::: Data supplied

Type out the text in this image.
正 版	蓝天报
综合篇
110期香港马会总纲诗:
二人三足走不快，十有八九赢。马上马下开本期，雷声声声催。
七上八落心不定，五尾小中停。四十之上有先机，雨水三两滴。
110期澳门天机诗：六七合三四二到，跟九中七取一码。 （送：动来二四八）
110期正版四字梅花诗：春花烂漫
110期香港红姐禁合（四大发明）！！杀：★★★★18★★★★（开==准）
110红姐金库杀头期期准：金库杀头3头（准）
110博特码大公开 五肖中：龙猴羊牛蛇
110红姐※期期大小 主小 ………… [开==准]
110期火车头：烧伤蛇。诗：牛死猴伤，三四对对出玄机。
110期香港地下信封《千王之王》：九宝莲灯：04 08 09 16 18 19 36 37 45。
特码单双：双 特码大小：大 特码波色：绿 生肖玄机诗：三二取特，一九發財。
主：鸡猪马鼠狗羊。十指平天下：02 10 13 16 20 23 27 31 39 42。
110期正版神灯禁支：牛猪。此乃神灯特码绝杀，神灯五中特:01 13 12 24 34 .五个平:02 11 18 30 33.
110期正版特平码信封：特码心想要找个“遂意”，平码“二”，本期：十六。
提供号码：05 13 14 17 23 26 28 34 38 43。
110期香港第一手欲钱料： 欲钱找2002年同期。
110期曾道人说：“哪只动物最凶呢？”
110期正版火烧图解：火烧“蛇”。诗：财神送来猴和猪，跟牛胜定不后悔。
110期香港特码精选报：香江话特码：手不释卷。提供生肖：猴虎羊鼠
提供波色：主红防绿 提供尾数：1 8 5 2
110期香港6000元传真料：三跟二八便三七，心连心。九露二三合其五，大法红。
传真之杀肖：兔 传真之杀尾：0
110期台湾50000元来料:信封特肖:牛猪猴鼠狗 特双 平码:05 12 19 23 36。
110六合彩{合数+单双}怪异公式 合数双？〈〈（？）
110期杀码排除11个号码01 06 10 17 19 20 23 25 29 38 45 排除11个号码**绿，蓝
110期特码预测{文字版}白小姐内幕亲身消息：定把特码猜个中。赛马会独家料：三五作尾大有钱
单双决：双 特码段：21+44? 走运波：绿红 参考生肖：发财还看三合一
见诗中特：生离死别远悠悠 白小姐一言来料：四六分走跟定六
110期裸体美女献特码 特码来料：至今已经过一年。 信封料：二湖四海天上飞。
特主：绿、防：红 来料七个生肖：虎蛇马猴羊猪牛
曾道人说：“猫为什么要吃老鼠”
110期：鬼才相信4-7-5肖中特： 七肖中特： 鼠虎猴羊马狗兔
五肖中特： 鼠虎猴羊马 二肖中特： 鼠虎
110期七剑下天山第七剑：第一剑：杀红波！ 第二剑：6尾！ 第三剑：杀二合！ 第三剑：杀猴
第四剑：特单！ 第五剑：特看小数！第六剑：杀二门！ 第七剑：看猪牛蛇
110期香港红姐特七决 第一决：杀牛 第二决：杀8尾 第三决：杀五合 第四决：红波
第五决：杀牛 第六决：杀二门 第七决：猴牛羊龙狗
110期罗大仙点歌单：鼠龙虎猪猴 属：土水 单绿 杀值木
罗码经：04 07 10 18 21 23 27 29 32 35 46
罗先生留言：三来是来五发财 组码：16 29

::::::

▶ **Required work**:
Your task is to transcribe the material exactly.

▶ **Solution for this exercise**:
Type out the text in this image.
正 版	蓝天报
综合篇
110期香港马会总纲诗:
二人三足走不快，十有八九赢。马上马下开本期，雷声声声催。
七上八落心不定，五尾小中停。四十之上有先机，雨水三两滴。
110期澳门天机诗：六七合三四二到，跟九中七取一码。 （送：动来二四八）
110期正版四字梅花诗：春花烂漫
110期香港红姐禁合（四大发明）！！杀：★★★★18★★★★（开==准）
110红姐金库杀头期期准：金库杀头3头（准）
110博特码大公开 五肖中：龙猴羊牛蛇
110红姐※期期大小 主小 ………… [开==准]
110期火车头：烧伤蛇。诗：牛死猴伤，三四对对出玄机。
110期香港地下信封《千王之王》：九宝莲灯：04 08 09 16 18 19 36 37 45。
特码单双：双 特码大小：大 特码波色：绿 生肖玄机诗：三二取特，一九發財。
主：鸡猪马鼠狗羊。十指平天下：02 10 13 16 20 23 27 31 39 42。
110期正版神灯禁支：牛猪。此乃神灯特码绝杀，神灯五中特:01 13 12 24 34 .五个平:02 11 18 30 33.
110期正版特平码信封：特码心想要找个“遂意”，平码“二”，本期：十六。
提供号码：05 13 14 17 23 26 28 34 38 43。
110期香港第一手欲钱料： 欲钱找2002年同期。
110期曾道人说：“哪只动物最凶呢？”
110期正版火烧图解：火烧“蛇”。诗：财神送来猴和猪，跟牛胜定不后悔。
110期香港特码精选报：香江话特码：手不释卷。提供生肖：猴虎羊鼠
提供波色：主红防绿 提供尾数：1 8 5 2
110期香港6000元传真料：三跟二八便三七，心连心。九露二三合其五，大法红。
传真之杀肖：兔 传真之杀尾：0
110期台湾50000元来料:信封特肖:牛猪猴鼠狗 特双 平码:05 12 19 23 36。
110六合彩{合数+单双}怪异公式 合数双？〈〈（？）
110期杀码排除11个号码01 06 10 17 19 20 23 25 29 38 45 排除11个号码**绿，蓝
110期特码预测{文字版}白小姐内幕亲身消息：定把特码猜个中。赛马会独家料：三五作尾大有钱
单双决：双 特码段：21+44? 走运波：绿红 参考生肖：发财还看三合一
见诗中特：生离死别远悠悠 白小姐一言来料：四六分走跟定六
110期裸体美女献特码 特码来料：至今已经过一年。 信封料：二湖四海天上飞。
特主：绿、防：红 来料七个生肖：虎蛇马猴羊猪牛
曾道人说：“猫为什么要吃老鼠”
110期：鬼才相信4-7-5肖中特： 七肖中特： 鼠虎猴羊马狗兔
五肖中特： 鼠虎猴羊马 二肖中特： 鼠虎
110期七剑下天山第七剑：第一剑：杀红波！ 第二剑：6尾！ 第三剑：杀二合！ 第三剑：杀猴
第四剑：特单！ 第五剑：特看小数！第六剑：杀二门！ 第七剑：看猪牛蛇
110期香港红姐特七决 第一决：杀牛 第二决：杀8尾 第三决：杀五合 第四决：红波
第五决：杀牛 第六决：杀二门 第七决：猴牛羊龙狗
110期罗大仙点歌单：鼠龙虎猪猴 属：土水 单绿 杀值木
罗码经：04 07 10 18 21 23 27 29 32 35 46
罗先生留言：三来是来五发财 组码：16 29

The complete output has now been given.